# REQUIREMENT:
Extract all of the data and reproduce it precisely.

** Begin EXERCISE MATERIAL **

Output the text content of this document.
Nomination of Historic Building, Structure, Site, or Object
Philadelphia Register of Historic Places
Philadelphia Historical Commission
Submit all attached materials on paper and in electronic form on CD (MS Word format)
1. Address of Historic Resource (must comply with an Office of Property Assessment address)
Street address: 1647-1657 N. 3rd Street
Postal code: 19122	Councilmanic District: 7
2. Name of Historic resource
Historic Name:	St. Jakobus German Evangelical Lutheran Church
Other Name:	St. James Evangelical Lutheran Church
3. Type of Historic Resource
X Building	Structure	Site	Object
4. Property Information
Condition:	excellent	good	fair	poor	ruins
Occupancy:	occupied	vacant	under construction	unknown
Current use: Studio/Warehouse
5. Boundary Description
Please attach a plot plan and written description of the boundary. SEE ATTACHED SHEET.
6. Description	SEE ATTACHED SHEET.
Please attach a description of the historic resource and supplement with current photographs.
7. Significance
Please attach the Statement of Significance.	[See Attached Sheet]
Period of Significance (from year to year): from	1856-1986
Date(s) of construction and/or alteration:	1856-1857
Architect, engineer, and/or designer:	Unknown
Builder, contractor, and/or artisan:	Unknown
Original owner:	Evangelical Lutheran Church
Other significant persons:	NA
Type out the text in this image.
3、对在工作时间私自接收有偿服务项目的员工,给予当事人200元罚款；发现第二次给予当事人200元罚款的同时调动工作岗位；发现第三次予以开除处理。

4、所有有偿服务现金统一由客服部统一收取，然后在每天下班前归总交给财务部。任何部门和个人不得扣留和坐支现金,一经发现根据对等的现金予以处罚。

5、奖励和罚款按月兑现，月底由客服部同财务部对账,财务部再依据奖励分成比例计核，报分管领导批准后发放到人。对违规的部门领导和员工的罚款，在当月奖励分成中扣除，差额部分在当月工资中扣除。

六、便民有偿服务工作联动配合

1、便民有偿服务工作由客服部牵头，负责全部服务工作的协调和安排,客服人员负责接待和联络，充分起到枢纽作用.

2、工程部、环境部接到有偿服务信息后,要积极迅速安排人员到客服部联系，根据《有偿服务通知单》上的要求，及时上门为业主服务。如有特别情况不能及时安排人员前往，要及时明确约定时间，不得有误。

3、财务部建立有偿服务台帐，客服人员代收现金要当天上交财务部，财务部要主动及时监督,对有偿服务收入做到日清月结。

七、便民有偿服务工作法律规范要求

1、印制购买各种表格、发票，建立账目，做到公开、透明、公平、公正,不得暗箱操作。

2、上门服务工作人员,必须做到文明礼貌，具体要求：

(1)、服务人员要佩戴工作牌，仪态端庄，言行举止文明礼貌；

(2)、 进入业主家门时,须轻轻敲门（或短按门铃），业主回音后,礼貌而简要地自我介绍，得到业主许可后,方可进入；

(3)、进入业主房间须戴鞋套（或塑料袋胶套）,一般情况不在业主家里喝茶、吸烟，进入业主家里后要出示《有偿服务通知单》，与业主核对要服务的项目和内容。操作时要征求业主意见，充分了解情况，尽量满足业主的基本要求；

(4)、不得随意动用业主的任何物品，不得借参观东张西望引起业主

** End EXERCISE MATERIAL **

# TASK ANSWER:
Output the text content of this document.
Nomination of Historic Building, Structure, Site, or Object
Philadelphia Register of Historic Places
Philadelphia Historical Commission
Submit all attached materials on paper and in electronic form on CD (MS Word format)
1. Address of Historic Resource (must comply with an Office of Property Assessment address)
Street address: 1647-1657 N. 3rd Street
Postal code: 19122	Councilmanic District: 7
2. Name of Historic resource
Historic Name:	St. Jakobus German Evangelical Lutheran Church
Other Name:	St. James Evangelical Lutheran Church
3. Type of Historic Resource
X Building	Structure	Site	Object
4. Property Information
Condition:	excellent	good	fair	poor	ruins
Occupancy:	occupied	vacant	under construction	unknown
Current use: Studio/Warehouse
5. Boundary Description
Please attach a plot plan and written description of the boundary. SEE ATTACHED SHEET.
6. Description	SEE ATTACHED SHEET.
Please attach a description of the historic resource and supplement with current photographs.
7. Significance
Please attach the Statement of Significance.	[See Attached Sheet]
Period of Significance (from year to year): from	1856-1986
Date(s) of construction and/or alteration:	1856-1857
Architect, engineer, and/or designer:	Unknown
Builder, contractor, and/or artisan:	Unknown
Original owner:	Evangelical Lutheran Church
Other significant persons:	NA
Type out the text in this image.
3、对在工作时间私自接收有偿服务项目的员工,给予当事人200元罚款；发现第二次给予当事人200元罚款的同时调动工作岗位；发现第三次予以开除处理。

4、所有有偿服务现金统一由客服部统一收取，然后在每天下班前归总交给财务部。任何部门和个人不得扣留和坐支现金,一经发现根据对等的现金予以处罚。

5、奖励和罚款按月兑现，月底由客服部同财务部对账,财务部再依据奖励分成比例计核，报分管领导批准后发放到人。对违规的部门领导和员工的罚款，在当月奖励分成中扣除，差额部分在当月工资中扣除。

六、便民有偿服务工作联动配合

1、便民有偿服务工作由客服部牵头，负责全部服务工作的协调和安排,客服人员负责接待和联络，充分起到枢纽作用.

2、工程部、环境部接到有偿服务信息后,要积极迅速安排人员到客服部联系，根据《有偿服务通知单》上的要求，及时上门为业主服务。如有特别情况不能及时安排人员前往，要及时明确约定时间，不得有误。

3、财务部建立有偿服务台帐，客服人员代收现金要当天上交财务部，财务部要主动及时监督,对有偿服务收入做到日清月结。

七、便民有偿服务工作法律规范要求

1、印制购买各种表格、发票，建立账目，做到公开、透明、公平、公正,不得暗箱操作。

2、上门服务工作人员,必须做到文明礼貌，具体要求：

(1)、服务人员要佩戴工作牌，仪态端庄，言行举止文明礼貌；

(2)、 进入业主家门时,须轻轻敲门（或短按门铃），业主回音后,礼貌而简要地自我介绍，得到业主许可后,方可进入；

(3)、进入业主房间须戴鞋套（或塑料袋胶套）,一般情况不在业主家里喝茶、吸烟，进入业主家里后要出示《有偿服务通知单》，与业主核对要服务的项目和内容。操作时要征求业主意见，充分了解情况，尽量满足业主的基本要求；

(4)、不得随意动用业主的任何物品，不得借参观东张西望引起业主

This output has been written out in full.